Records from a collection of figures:
--- --- ---

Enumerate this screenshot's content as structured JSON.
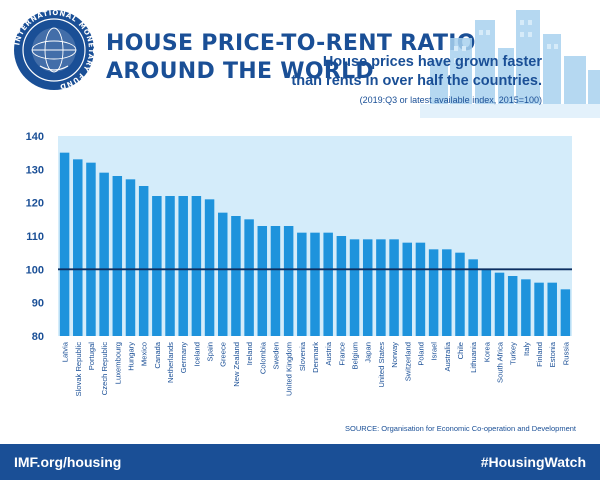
{
  "header": {
    "title_line1": "HOUSE PRICE-TO-RENT RATIO",
    "title_line2": "AROUND THE WORLD",
    "logo_icon": "imf-seal-icon",
    "logo_text": "INTERNATIONAL MONETARY FUND"
  },
  "annotation": {
    "line1": "House prices have grown faster",
    "line2": "than rents in over half the countries.",
    "note": "(2019:Q3 or latest available index, 2015=100)"
  },
  "source": "SOURCE: Organisation for Economic Co-operation and Development",
  "footer": {
    "left": "IMF.org/housing",
    "right": "#HousingWatch"
  },
  "colors": {
    "brand": "#1a4f96",
    "bar": "#1e93dc",
    "plot_bg": "#d4ecfa",
    "reference_line": "#0d2f61"
  },
  "chart_data": {
    "type": "bar",
    "categories": [
      "Latvia",
      "Slovak Republic",
      "Portugal",
      "Czech Republic",
      "Luxembourg",
      "Hungary",
      "Mexico",
      "Canada",
      "Netherlands",
      "Germany",
      "Iceland",
      "Spain",
      "Greece",
      "New Zealand",
      "Ireland",
      "Colombia",
      "Sweden",
      "United Kingdom",
      "Slovenia",
      "Denmark",
      "Austria",
      "France",
      "Belgium",
      "Japan",
      "United States",
      "Norway",
      "Switzerland",
      "Poland",
      "Israel",
      "Australia",
      "Chile",
      "Lithuania",
      "Korea",
      "South Africa",
      "Turkey",
      "Italy",
      "Finland",
      "Estonia",
      "Russia"
    ],
    "values": [
      135,
      133,
      132,
      129,
      128,
      127,
      125,
      122,
      122,
      122,
      122,
      121,
      117,
      116,
      115,
      113,
      113,
      113,
      111,
      111,
      111,
      110,
      109,
      109,
      109,
      109,
      108,
      108,
      106,
      106,
      105,
      103,
      100,
      99,
      98,
      97,
      96,
      96,
      94
    ],
    "ylim": [
      80,
      140
    ],
    "yticks": [
      "80",
      "90",
      "100",
      "110",
      "120",
      "130",
      "140"
    ],
    "reference_value": 100,
    "grid": false
  }
}
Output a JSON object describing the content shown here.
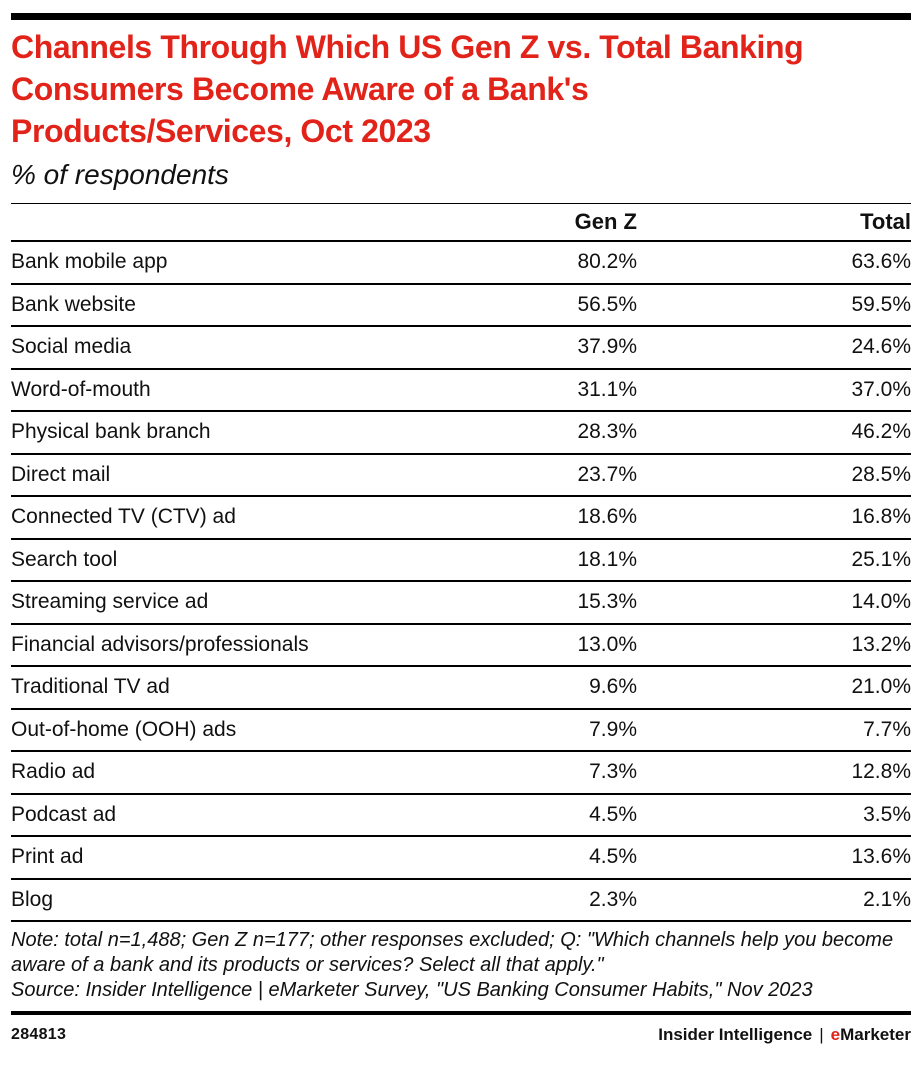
{
  "colors": {
    "accent_red": "#e2231a",
    "bar_black": "#000000",
    "text": "#111111"
  },
  "header": {
    "title": "Channels Through Which US Gen Z vs. Total Banking Consumers Become Aware of a Bank's Products/Services, Oct 2023",
    "subtitle": "% of respondents"
  },
  "table": {
    "header": {
      "genz": "Gen Z",
      "total": "Total"
    },
    "rows": [
      {
        "label": "Bank mobile app",
        "genz": "80.2%",
        "total": "63.6%"
      },
      {
        "label": "Bank website",
        "genz": "56.5%",
        "total": "59.5%"
      },
      {
        "label": "Social media",
        "genz": "37.9%",
        "total": "24.6%"
      },
      {
        "label": "Word-of-mouth",
        "genz": "31.1%",
        "total": "37.0%"
      },
      {
        "label": "Physical bank branch",
        "genz": "28.3%",
        "total": "46.2%"
      },
      {
        "label": "Direct mail",
        "genz": "23.7%",
        "total": "28.5%"
      },
      {
        "label": "Connected TV (CTV) ad",
        "genz": "18.6%",
        "total": "16.8%"
      },
      {
        "label": "Search tool",
        "genz": "18.1%",
        "total": "25.1%"
      },
      {
        "label": "Streaming service ad",
        "genz": "15.3%",
        "total": "14.0%"
      },
      {
        "label": "Financial advisors/professionals",
        "genz": "13.0%",
        "total": "13.2%"
      },
      {
        "label": "Traditional TV ad",
        "genz": "9.6%",
        "total": "21.0%"
      },
      {
        "label": "Out-of-home (OOH) ads",
        "genz": "7.9%",
        "total": "7.7%"
      },
      {
        "label": "Radio ad",
        "genz": "7.3%",
        "total": "12.8%"
      },
      {
        "label": "Podcast ad",
        "genz": "4.5%",
        "total": "3.5%"
      },
      {
        "label": "Print ad",
        "genz": "4.5%",
        "total": "13.6%"
      },
      {
        "label": "Blog",
        "genz": "2.3%",
        "total": "2.1%"
      }
    ]
  },
  "footnote": {
    "note": "Note: total n=1,488; Gen Z n=177; other responses excluded; Q: \"Which channels help you become aware of a bank and its products or services? Select all that apply.\"",
    "source": "Source: Insider Intelligence | eMarketer Survey, \"US Banking Consumer Habits,\" Nov 2023"
  },
  "footer": {
    "chart_id": "284813",
    "brand_left": "Insider Intelligence",
    "brand_sep": "|",
    "brand_accent": "e",
    "brand_rest": "Marketer"
  },
  "chart_data": {
    "type": "table",
    "title": "Channels Through Which US Gen Z vs. Total Banking Consumers Become Aware of a Bank's Products/Services, Oct 2023",
    "subtitle": "% of respondents",
    "unit": "%",
    "categories": [
      "Bank mobile app",
      "Bank website",
      "Social media",
      "Word-of-mouth",
      "Physical bank branch",
      "Direct mail",
      "Connected TV (CTV) ad",
      "Search tool",
      "Streaming service ad",
      "Financial advisors/professionals",
      "Traditional TV ad",
      "Out-of-home (OOH) ads",
      "Radio ad",
      "Podcast ad",
      "Print ad",
      "Blog"
    ],
    "series": [
      {
        "name": "Gen Z",
        "values": [
          80.2,
          56.5,
          37.9,
          31.1,
          28.3,
          23.7,
          18.6,
          18.1,
          15.3,
          13.0,
          9.6,
          7.9,
          7.3,
          4.5,
          4.5,
          2.3
        ]
      },
      {
        "name": "Total",
        "values": [
          63.6,
          59.5,
          24.6,
          37.0,
          46.2,
          28.5,
          16.8,
          25.1,
          14.0,
          13.2,
          21.0,
          7.7,
          12.8,
          3.5,
          13.6,
          2.1
        ]
      }
    ],
    "note": "Note: total n=1,488; Gen Z n=177; other responses excluded; Q: \"Which channels help you become aware of a bank and its products or services? Select all that apply.\"",
    "source": "Source: Insider Intelligence | eMarketer Survey, \"US Banking Consumer Habits,\" Nov 2023",
    "chart_id": "284813"
  }
}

--- --- ---

**Requirement:**
Each record above is to be restated exactly, with its pictures removed from the copy.

**Solution for this task:**
Enumerate this screenshot's content as structured JSON.
{
  "header": {
    "title_line1": "HOUSE PRICE-TO-RENT RATIO",
    "title_line2": "AROUND THE WORLD",
    "logo_icon": "imf-seal-icon",
    "logo_text": "INTERNATIONAL MONETARY FUND"
  },
  "annotation": {
    "line1": "House prices have grown faster",
    "line2": "than rents in over half the countries.",
    "note": "(2019:Q3 or latest available index, 2015=100)"
  },
  "source": "SOURCE: Organisation for Economic Co-operation and Development",
  "footer": {
    "left": "IMF.org/housing",
    "right": "#HousingWatch"
  },
  "colors": {
    "brand": "#1a4f96",
    "bar": "#1e93dc",
    "plot_bg": "#d4ecfa",
    "reference_line": "#0d2f61"
  },
  "chart_data": {
    "type": "bar",
    "categories": [
      "Latvia",
      "Slovak Republic",
      "Portugal",
      "Czech Republic",
      "Luxembourg",
      "Hungary",
      "Mexico",
      "Canada",
      "Netherlands",
      "Germany",
      "Iceland",
      "Spain",
      "Greece",
      "New Zealand",
      "Ireland",
      "Colombia",
      "Sweden",
      "United Kingdom",
      "Slovenia",
      "Denmark",
      "Austria",
      "France",
      "Belgium",
      "Japan",
      "United States",
      "Norway",
      "Switzerland",
      "Poland",
      "Israel",
      "Australia",
      "Chile",
      "Lithuania",
      "Korea",
      "South Africa",
      "Turkey",
      "Italy",
      "Finland",
      "Estonia",
      "Russia"
    ],
    "values": [
      135,
      133,
      132,
      129,
      128,
      127,
      125,
      122,
      122,
      122,
      122,
      121,
      117,
      116,
      115,
      113,
      113,
      113,
      111,
      111,
      111,
      110,
      109,
      109,
      109,
      109,
      108,
      108,
      106,
      106,
      105,
      103,
      100,
      99,
      98,
      97,
      96,
      96,
      94
    ],
    "ylim": [
      80,
      140
    ],
    "yticks": [
      "80",
      "90",
      "100",
      "110",
      "120",
      "130",
      "140"
    ],
    "reference_value": 100,
    "grid": false
  }
}
Output a JSON object describing the content shown here.
{
  "colors": {
    "accent_red": "#e2231a",
    "bar_black": "#000000",
    "text": "#111111"
  },
  "header": {
    "title": "Channels Through Which US Gen Z vs. Total Banking Consumers Become Aware of a Bank's Products/Services, Oct 2023",
    "subtitle": "% of respondents"
  },
  "table": {
    "header": {
      "genz": "Gen Z",
      "total": "Total"
    },
    "rows": [
      {
        "label": "Bank mobile app",
        "genz": "80.2%",
        "total": "63.6%"
      },
      {
        "label": "Bank website",
        "genz": "56.5%",
        "total": "59.5%"
      },
      {
        "label": "Social media",
        "genz": "37.9%",
        "total": "24.6%"
      },
      {
        "label": "Word-of-mouth",
        "genz": "31.1%",
        "total": "37.0%"
      },
      {
        "label": "Physical bank branch",
        "genz": "28.3%",
        "total": "46.2%"
      },
      {
        "label": "Direct mail",
        "genz": "23.7%",
        "total": "28.5%"
      },
      {
        "label": "Connected TV (CTV) ad",
        "genz": "18.6%",
        "total": "16.8%"
      },
      {
        "label": "Search tool",
        "genz": "18.1%",
        "total": "25.1%"
      },
      {
        "label": "Streaming service ad",
        "genz": "15.3%",
        "total": "14.0%"
      },
      {
        "label": "Financial advisors/professionals",
        "genz": "13.0%",
        "total": "13.2%"
      },
      {
        "label": "Traditional TV ad",
        "genz": "9.6%",
        "total": "21.0%"
      },
      {
        "label": "Out-of-home (OOH) ads",
        "genz": "7.9%",
        "total": "7.7%"
      },
      {
        "label": "Radio ad",
        "genz": "7.3%",
        "total": "12.8%"
      },
      {
        "label": "Podcast ad",
        "genz": "4.5%",
        "total": "3.5%"
      },
      {
        "label": "Print ad",
        "genz": "4.5%",
        "total": "13.6%"
      },
      {
        "label": "Blog",
        "genz": "2.3%",
        "total": "2.1%"
      }
    ]
  },
  "footnote": {
    "note": "Note: total n=1,488; Gen Z n=177; other responses excluded; Q: \"Which channels help you become aware of a bank and its products or services? Select all that apply.\"",
    "source": "Source: Insider Intelligence | eMarketer Survey, \"US Banking Consumer Habits,\" Nov 2023"
  },
  "footer": {
    "chart_id": "284813",
    "brand_left": "Insider Intelligence",
    "brand_sep": "|",
    "brand_accent": "e",
    "brand_rest": "Marketer"
  },
  "chart_data": {
    "type": "table",
    "title": "Channels Through Which US Gen Z vs. Total Banking Consumers Become Aware of a Bank's Products/Services, Oct 2023",
    "subtitle": "% of respondents",
    "unit": "%",
    "categories": [
      "Bank mobile app",
      "Bank website",
      "Social media",
      "Word-of-mouth",
      "Physical bank branch",
      "Direct mail",
      "Connected TV (CTV) ad",
      "Search tool",
      "Streaming service ad",
      "Financial advisors/professionals",
      "Traditional TV ad",
      "Out-of-home (OOH) ads",
      "Radio ad",
      "Podcast ad",
      "Print ad",
      "Blog"
    ],
    "series": [
      {
        "name": "Gen Z",
        "values": [
          80.2,
          56.5,
          37.9,
          31.1,
          28.3,
          23.7,
          18.6,
          18.1,
          15.3,
          13.0,
          9.6,
          7.9,
          7.3,
          4.5,
          4.5,
          2.3
        ]
      },
      {
        "name": "Total",
        "values": [
          63.6,
          59.5,
          24.6,
          37.0,
          46.2,
          28.5,
          16.8,
          25.1,
          14.0,
          13.2,
          21.0,
          7.7,
          12.8,
          3.5,
          13.6,
          2.1
        ]
      }
    ],
    "note": "Note: total n=1,488; Gen Z n=177; other responses excluded; Q: \"Which channels help you become aware of a bank and its products or services? Select all that apply.\"",
    "source": "Source: Insider Intelligence | eMarketer Survey, \"US Banking Consumer Habits,\" Nov 2023",
    "chart_id": "284813"
  }
}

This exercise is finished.